*STATED EXERCISE*: Make an exact copy of all the entries, with the pictures left out.

*DATASET CONTENT*:
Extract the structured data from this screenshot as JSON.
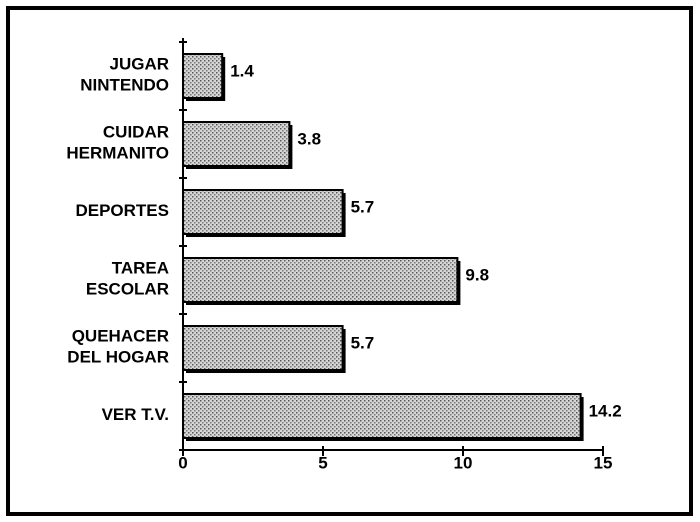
{
  "chart_data": {
    "type": "barh",
    "categories": [
      "JUGAR\nNINTENDO",
      "CUIDAR\nHERMANITO",
      "DEPORTES",
      "TAREA\nESCOLAR",
      "QUEHACER\nDEL HOGAR",
      "VER T.V."
    ],
    "values": [
      1.4,
      3.8,
      5.7,
      9.8,
      5.7,
      14.2
    ],
    "color": "#b8b8b8",
    "xlim": [
      0,
      15
    ],
    "xticks": [
      0,
      5,
      10,
      15
    ],
    "grid": false
  }
}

*RESPONSE TO THIS EXERCISE*:
Extract the structured data from this screenshot as JSON.
{
  "chart_data": {
    "type": "barh",
    "categories": [
      "JUGAR\nNINTENDO",
      "CUIDAR\nHERMANITO",
      "DEPORTES",
      "TAREA\nESCOLAR",
      "QUEHACER\nDEL HOGAR",
      "VER T.V."
    ],
    "values": [
      1.4,
      3.8,
      5.7,
      9.8,
      5.7,
      14.2
    ],
    "color": "#b8b8b8",
    "xlim": [
      0,
      15
    ],
    "xticks": [
      0,
      5,
      10,
      15
    ],
    "grid": false
  }
}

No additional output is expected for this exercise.